Cinéma : Vendeur de Sylvain Desclous
Raphaël Jullien, notre accro du ciné, récidive et vous propose aujourd’hui une critique de Vendeur, le dernier film de Sylvain Desclous.
Serge est vendeur pour une chaîne de magasins spécialisés dans les cuisines équipées. Et il est le meilleur, une véritable star dans son milieu. Son fils Gérald, en revanche, est plus doué pour concocter de bons plats mais il n’a pas le même sens des affaires : son restaurant est en train de couler. Gérald vient alors solliciter son père pour qu’il l’aide à se faire embaucher provisoirement comme vendeur. Serge est réticent, car il est persuadé que son fils n’est pas du tout fait pour ça…
Vendeur = séducteur + acteur + arnaqueur + pute ?
Sylvain Desclous […] dépeint plutôt brillamment ce monde assez impitoyable de la vente, avec authenticité sans pour autant verser dans le réalisme social de type Dardenne, s’autorisant notamment des touches d’humour qui permettent d’éviter un film trop plombant. […] Malgré le côté parfois un peu pédagogique, “Vendeur” (dont le titre n’est, il faut l’avouer, pas très vendeur lui-même !) décrypte avec brio les tactiques de manipulation et propose une vision sans complaisance du métier décrit, n’oubliant ni la solitude des personnages, ni leurs excès en tous genres (alcool, drogue, prostitution, mensonges…). Là où le film excelle, c’est dans les parallèles qu’il suggère au sujet des vendeurs, même si cela manque parfois d’implicite. Outre le côté arnaqueur du métier […], Desclous compare à la fois le métier de vendeur à celui d’acteur […], à la séduction en général (« Il faut qu’elles m’aiment », clame Serge lorsqu’il évoque sa mission : convaincre les clientes) ou même à la prostitution (« Pute ou vendeur, c’est pareil, non ? », provoque Chloé – l’excellente Sara Giraudeau).
[…] La deuxième partie du film paraît […] un peu plus hasardeuse, avec des ficelles parfois un peu trop faciles […]. Si le changement de comportement des personnages […] permet de développer la relation père-fils sous un autre angle (en renversant aussi le rapport par l’introduction subtile du personnage du grand-père), le film devient un peu plus maladroit et la fin trop expéditive. Dommage.

———

> [CONSIGNE A]
Reproduisez tel quel tout ce qui va de « Serge est vendeur » jusqu'à « arnaqueur + pute ? » dans la critique.
La critique et la liste proviennent de sources différentes.

———

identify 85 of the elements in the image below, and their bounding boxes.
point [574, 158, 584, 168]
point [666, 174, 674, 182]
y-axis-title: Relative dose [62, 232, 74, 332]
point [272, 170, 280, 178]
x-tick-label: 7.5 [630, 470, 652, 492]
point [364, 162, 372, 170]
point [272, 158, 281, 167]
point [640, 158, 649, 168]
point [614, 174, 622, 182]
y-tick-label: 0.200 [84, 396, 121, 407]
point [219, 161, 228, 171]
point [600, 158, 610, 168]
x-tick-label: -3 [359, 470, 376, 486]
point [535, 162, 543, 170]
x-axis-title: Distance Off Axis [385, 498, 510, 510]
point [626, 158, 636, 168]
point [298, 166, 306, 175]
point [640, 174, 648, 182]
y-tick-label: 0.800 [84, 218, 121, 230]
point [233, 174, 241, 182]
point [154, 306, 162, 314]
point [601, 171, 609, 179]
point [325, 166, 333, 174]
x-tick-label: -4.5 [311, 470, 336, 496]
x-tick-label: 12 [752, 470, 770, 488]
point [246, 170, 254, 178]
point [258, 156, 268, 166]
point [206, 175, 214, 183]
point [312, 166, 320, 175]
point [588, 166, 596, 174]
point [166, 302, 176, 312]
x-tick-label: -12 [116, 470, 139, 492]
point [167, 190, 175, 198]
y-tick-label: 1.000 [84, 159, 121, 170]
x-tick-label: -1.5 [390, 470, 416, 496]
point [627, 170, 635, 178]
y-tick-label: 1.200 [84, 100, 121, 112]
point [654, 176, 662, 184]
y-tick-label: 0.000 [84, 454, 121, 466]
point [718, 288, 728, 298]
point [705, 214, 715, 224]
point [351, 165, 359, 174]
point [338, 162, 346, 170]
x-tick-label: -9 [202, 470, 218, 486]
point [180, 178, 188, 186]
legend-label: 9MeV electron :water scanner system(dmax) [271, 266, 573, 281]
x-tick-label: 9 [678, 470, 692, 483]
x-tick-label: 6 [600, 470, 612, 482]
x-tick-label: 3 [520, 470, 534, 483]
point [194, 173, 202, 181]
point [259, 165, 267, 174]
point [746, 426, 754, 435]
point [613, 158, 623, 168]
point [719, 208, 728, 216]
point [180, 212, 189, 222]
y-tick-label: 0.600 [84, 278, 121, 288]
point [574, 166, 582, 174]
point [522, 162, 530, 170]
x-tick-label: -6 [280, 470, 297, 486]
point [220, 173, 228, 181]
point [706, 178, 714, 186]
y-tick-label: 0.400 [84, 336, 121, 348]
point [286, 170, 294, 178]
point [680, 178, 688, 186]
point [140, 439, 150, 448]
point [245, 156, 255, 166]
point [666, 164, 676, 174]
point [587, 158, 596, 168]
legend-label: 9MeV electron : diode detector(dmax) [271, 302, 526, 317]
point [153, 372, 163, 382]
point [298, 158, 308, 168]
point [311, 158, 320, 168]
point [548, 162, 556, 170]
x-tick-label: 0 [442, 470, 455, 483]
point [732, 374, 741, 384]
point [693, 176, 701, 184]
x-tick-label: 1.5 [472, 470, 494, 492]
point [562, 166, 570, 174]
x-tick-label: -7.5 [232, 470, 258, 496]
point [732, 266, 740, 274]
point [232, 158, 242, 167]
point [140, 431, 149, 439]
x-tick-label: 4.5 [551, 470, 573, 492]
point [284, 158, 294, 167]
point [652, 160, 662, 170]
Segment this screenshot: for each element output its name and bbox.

———

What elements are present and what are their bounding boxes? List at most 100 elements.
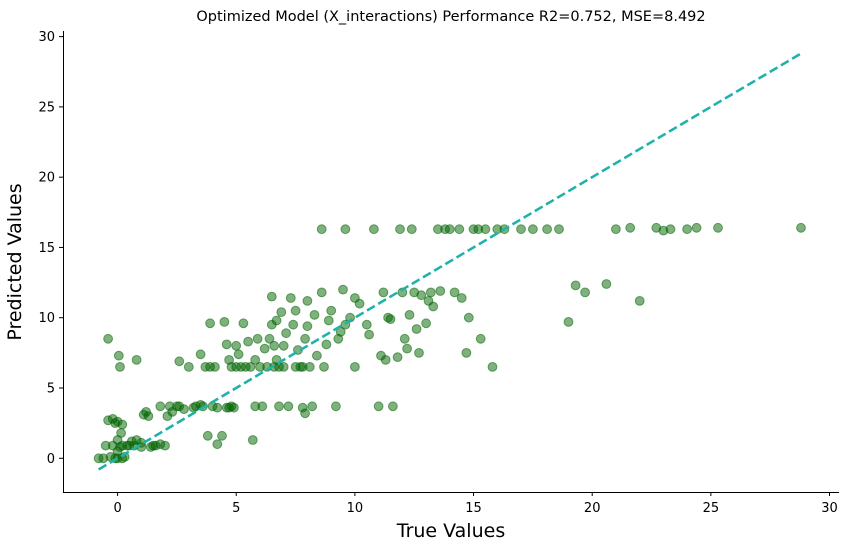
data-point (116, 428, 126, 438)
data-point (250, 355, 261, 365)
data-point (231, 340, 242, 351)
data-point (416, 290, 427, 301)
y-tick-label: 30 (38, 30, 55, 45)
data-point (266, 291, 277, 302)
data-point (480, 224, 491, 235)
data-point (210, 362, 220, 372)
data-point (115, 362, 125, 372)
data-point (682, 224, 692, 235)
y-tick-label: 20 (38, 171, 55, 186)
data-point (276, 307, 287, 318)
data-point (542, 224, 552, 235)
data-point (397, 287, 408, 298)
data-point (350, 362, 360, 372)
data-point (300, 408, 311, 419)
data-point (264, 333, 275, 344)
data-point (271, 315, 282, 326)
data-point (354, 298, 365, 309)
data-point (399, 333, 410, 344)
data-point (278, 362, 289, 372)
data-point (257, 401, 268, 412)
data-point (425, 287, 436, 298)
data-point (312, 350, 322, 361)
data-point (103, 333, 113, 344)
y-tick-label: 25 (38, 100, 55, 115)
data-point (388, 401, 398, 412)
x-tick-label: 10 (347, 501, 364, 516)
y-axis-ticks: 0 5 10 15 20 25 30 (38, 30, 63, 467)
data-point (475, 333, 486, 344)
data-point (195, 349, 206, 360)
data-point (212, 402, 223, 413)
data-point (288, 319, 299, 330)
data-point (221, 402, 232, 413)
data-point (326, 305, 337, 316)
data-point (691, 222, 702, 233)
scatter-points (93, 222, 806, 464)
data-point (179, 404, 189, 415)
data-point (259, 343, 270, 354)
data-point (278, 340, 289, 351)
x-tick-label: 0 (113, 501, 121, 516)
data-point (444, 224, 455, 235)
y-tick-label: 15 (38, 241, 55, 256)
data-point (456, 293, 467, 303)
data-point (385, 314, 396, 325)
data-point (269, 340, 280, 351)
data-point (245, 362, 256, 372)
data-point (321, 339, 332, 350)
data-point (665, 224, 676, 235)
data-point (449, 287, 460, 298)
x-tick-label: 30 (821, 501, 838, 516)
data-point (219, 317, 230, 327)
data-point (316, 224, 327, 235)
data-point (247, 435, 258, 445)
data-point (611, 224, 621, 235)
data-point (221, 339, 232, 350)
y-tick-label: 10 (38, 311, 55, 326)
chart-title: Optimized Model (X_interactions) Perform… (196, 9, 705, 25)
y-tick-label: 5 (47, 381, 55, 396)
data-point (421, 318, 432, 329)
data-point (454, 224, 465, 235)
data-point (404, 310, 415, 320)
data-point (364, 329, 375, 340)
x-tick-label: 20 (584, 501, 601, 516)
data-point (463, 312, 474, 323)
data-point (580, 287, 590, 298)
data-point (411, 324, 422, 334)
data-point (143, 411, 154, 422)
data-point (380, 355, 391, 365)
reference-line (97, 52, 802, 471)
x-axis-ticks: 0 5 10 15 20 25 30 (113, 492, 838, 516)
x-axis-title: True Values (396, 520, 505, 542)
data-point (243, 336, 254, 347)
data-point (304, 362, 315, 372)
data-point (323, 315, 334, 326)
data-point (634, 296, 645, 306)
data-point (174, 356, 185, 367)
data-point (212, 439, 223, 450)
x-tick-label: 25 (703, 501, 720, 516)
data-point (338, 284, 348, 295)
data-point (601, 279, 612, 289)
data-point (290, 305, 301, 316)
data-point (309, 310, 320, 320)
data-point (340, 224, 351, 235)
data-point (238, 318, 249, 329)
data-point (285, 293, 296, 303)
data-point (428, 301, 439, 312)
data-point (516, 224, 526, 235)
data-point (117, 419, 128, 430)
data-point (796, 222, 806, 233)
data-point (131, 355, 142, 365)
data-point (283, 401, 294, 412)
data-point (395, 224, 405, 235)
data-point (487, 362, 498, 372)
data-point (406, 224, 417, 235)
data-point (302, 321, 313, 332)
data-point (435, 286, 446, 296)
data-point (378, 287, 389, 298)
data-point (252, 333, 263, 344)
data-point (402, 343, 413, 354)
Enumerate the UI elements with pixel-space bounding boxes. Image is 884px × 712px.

———

> [CONSIGNE B]
Restituez à l'identique toutes les lignes de la liste, depuis celle qui contient « identify 85 of » jusqu'à celle qui contient « point [364, 162, 372, 170] », ces deux lignes comprises. N'ajoutez rien d'autre.

> [RÉPONSE A]
Serge est vendeur pour une chaîne de magasins spécialisés dans les cuisines équipées. Et il est le meilleur, une véritable star dans son milieu. Son fils Gérald, en revanche, est plus doué pour concocter de bons plats mais il n’a pas le même sens des affaires : son restaurant est en train de couler. Gérald vient alors solliciter son père pour qu’il l’aide à se faire embaucher provisoirement comme vendeur. Serge est réticent, car il est persuadé que son fils n’est pas du tout fait pour ça…
Vendeur = séducteur + acteur + arnaqueur + pute ?

> [RÉPONSE B]
identify 85 of the elements in the image below, and their bounding boxes.
point [574, 158, 584, 168]
point [666, 174, 674, 182]
y-axis-title: Relative dose [62, 232, 74, 332]
point [272, 170, 280, 178]
x-tick-label: 7.5 [630, 470, 652, 492]
point [364, 162, 372, 170]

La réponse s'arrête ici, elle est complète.